[Begin Working data]

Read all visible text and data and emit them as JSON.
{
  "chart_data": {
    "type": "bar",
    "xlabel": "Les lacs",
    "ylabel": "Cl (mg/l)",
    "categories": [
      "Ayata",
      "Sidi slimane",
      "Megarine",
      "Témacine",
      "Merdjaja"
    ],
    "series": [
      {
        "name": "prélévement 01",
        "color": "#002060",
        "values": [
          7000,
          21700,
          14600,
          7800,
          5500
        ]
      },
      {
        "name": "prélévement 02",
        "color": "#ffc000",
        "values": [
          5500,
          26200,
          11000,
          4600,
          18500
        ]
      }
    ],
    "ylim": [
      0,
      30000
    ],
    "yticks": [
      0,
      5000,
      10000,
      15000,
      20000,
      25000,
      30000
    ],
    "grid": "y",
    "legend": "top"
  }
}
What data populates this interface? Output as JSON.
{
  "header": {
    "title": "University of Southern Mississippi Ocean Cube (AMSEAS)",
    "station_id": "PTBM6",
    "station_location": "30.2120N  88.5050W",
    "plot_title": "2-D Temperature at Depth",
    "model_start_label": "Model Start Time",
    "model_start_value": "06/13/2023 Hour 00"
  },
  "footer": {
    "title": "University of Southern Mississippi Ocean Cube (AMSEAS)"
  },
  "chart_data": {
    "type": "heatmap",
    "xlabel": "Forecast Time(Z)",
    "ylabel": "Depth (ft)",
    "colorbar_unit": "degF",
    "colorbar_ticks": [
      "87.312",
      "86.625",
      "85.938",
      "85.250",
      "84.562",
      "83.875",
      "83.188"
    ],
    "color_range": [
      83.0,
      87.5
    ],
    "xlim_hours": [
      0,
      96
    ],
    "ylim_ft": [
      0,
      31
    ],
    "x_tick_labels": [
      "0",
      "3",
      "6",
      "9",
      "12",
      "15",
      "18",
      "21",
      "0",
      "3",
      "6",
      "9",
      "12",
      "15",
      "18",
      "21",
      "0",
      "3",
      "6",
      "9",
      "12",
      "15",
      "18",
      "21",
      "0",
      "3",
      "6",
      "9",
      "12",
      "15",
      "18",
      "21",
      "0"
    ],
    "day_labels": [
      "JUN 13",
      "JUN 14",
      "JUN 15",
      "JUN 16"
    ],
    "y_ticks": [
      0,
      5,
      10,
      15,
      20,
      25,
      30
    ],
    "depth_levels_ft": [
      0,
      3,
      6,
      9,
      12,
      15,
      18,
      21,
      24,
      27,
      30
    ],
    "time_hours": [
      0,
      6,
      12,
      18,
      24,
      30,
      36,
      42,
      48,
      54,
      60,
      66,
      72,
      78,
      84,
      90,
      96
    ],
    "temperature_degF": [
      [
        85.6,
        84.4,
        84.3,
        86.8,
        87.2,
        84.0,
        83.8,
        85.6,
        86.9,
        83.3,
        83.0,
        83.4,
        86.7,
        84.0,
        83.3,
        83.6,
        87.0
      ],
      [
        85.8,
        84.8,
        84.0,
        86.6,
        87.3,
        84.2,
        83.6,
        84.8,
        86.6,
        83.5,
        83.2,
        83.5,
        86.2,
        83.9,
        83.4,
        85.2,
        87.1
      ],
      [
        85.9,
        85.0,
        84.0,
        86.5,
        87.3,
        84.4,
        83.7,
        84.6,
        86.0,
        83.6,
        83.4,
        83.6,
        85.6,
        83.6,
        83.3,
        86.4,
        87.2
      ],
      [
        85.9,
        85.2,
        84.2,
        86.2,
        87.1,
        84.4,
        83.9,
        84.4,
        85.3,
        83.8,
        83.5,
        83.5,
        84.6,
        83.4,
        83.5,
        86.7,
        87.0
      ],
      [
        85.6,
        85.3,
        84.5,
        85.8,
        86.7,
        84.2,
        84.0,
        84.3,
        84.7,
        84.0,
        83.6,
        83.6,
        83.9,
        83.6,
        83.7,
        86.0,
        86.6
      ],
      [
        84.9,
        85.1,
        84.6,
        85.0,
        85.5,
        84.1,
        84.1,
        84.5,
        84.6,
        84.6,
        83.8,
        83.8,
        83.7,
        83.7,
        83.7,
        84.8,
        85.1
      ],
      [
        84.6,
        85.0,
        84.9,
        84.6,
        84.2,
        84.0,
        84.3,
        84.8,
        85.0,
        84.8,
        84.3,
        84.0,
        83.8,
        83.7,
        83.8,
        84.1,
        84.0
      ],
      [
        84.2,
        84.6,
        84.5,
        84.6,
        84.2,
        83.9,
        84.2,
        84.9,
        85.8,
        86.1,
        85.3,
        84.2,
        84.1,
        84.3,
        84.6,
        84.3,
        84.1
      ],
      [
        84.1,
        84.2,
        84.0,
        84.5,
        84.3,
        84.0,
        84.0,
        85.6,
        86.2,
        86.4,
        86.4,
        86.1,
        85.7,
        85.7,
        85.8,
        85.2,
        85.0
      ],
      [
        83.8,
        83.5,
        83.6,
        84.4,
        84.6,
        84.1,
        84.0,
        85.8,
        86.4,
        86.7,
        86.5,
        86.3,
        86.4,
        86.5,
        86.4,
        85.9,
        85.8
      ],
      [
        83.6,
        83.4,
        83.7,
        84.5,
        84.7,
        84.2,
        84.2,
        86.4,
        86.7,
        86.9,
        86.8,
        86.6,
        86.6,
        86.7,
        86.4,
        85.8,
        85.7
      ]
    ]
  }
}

[End Working data]

* _Short exercise_
Show every line from the entries above in which "Ocean" appears.

* _Worked answer_
    "title": "University of Southern Mississippi Ocean Cube (AMSEAS)",
    "title": "University of Southern Mississippi Ocean Cube (AMSEAS)"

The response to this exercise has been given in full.